* Working data
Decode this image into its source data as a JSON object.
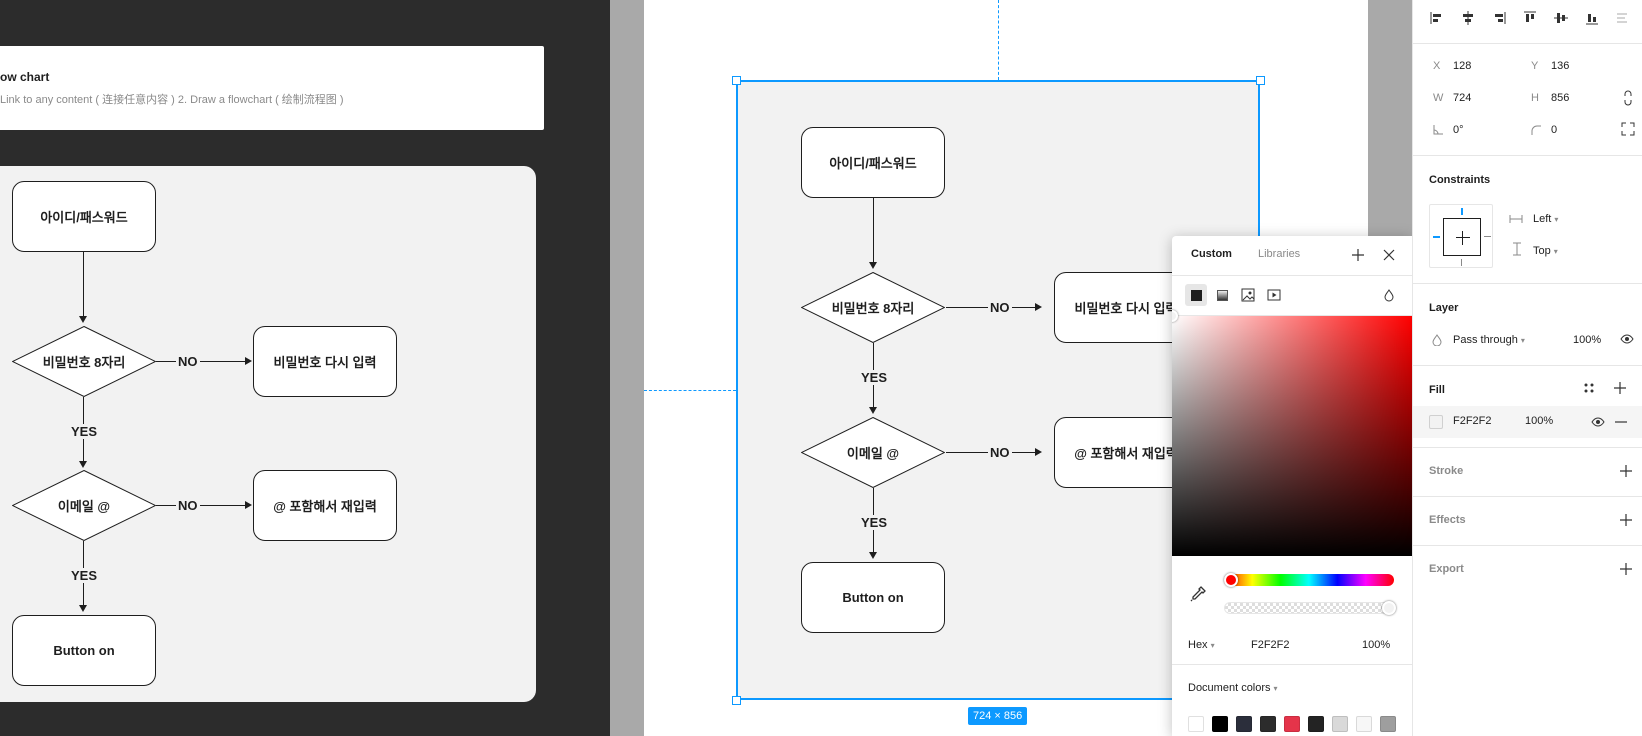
{
  "left_canvas": {
    "note_title": "ow chart",
    "note_subtitle": "Link to any content ( 连接任意内容 ) 2. Draw a flowchart ( 绘制流程图 )"
  },
  "flowchart": {
    "node_id_password": "아이디/패스워드",
    "node_pw_check": "비밀번호 8자리",
    "node_pw_retry": "비밀번호 다시 입력",
    "node_email_check": "이메일 @",
    "node_email_retry": "@ 포함해서 재입력",
    "node_button_on": "Button on",
    "label_no": "NO",
    "label_yes": "YES"
  },
  "selection": {
    "size_label": "724 × 856"
  },
  "color_picker": {
    "tab_custom": "Custom",
    "tab_libraries": "Libraries",
    "mode": "Hex",
    "hex_value": "F2F2F2",
    "opacity": "100%",
    "document_colors_label": "Document colors",
    "document_colors": [
      "#ffffff",
      "#000000",
      "#2b2e3b",
      "#2c2c2c",
      "#e5344a",
      "#232323",
      "#d9d9d9",
      "#f7f7f7",
      "#9e9e9e"
    ],
    "icons": [
      "solid-fill-icon",
      "gradient-fill-icon",
      "image-fill-icon",
      "video-fill-icon",
      "blend-mode-icon",
      "plus-icon",
      "close-icon",
      "eyedropper-icon"
    ]
  },
  "properties": {
    "x_label": "X",
    "x_value": "128",
    "y_label": "Y",
    "y_value": "136",
    "w_label": "W",
    "w_value": "724",
    "h_label": "H",
    "h_value": "856",
    "rotation_value": "0°",
    "corner_radius_value": "0",
    "constraints_title": "Constraints",
    "constraint_horizontal": "Left",
    "constraint_vertical": "Top",
    "layer_title": "Layer",
    "layer_blend": "Pass through",
    "layer_opacity": "100%",
    "fill_title": "Fill",
    "fill_hex": "F2F2F2",
    "fill_opacity": "100%",
    "stroke_title": "Stroke",
    "effects_title": "Effects",
    "export_title": "Export"
  },
  "colors": {
    "selection_blue": "#0d99ff",
    "frame_fill": "#F2F2F2",
    "dark_canvas": "#2c2c2c"
  }
}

* Work instructions
Make an exact copy of the data, leaving its pictures out.

* Response
Decode this image into its source data as a JSON object.
{
  "left_canvas": {
    "note_title": "ow chart",
    "note_subtitle": "Link to any content ( 连接任意内容 ) 2. Draw a flowchart ( 绘制流程图 )"
  },
  "flowchart": {
    "node_id_password": "아이디/패스워드",
    "node_pw_check": "비밀번호 8자리",
    "node_pw_retry": "비밀번호 다시 입력",
    "node_email_check": "이메일 @",
    "node_email_retry": "@ 포함해서 재입력",
    "node_button_on": "Button on",
    "label_no": "NO",
    "label_yes": "YES"
  },
  "selection": {
    "size_label": "724 × 856"
  },
  "color_picker": {
    "tab_custom": "Custom",
    "tab_libraries": "Libraries",
    "mode": "Hex",
    "hex_value": "F2F2F2",
    "opacity": "100%",
    "document_colors_label": "Document colors",
    "document_colors": [
      "#ffffff",
      "#000000",
      "#2b2e3b",
      "#2c2c2c",
      "#e5344a",
      "#232323",
      "#d9d9d9",
      "#f7f7f7",
      "#9e9e9e"
    ],
    "icons": [
      "solid-fill-icon",
      "gradient-fill-icon",
      "image-fill-icon",
      "video-fill-icon",
      "blend-mode-icon",
      "plus-icon",
      "close-icon",
      "eyedropper-icon"
    ]
  },
  "properties": {
    "x_label": "X",
    "x_value": "128",
    "y_label": "Y",
    "y_value": "136",
    "w_label": "W",
    "w_value": "724",
    "h_label": "H",
    "h_value": "856",
    "rotation_value": "0°",
    "corner_radius_value": "0",
    "constraints_title": "Constraints",
    "constraint_horizontal": "Left",
    "constraint_vertical": "Top",
    "layer_title": "Layer",
    "layer_blend": "Pass through",
    "layer_opacity": "100%",
    "fill_title": "Fill",
    "fill_hex": "F2F2F2",
    "fill_opacity": "100%",
    "stroke_title": "Stroke",
    "effects_title": "Effects",
    "export_title": "Export"
  },
  "colors": {
    "selection_blue": "#0d99ff",
    "frame_fill": "#F2F2F2",
    "dark_canvas": "#2c2c2c"
  }
}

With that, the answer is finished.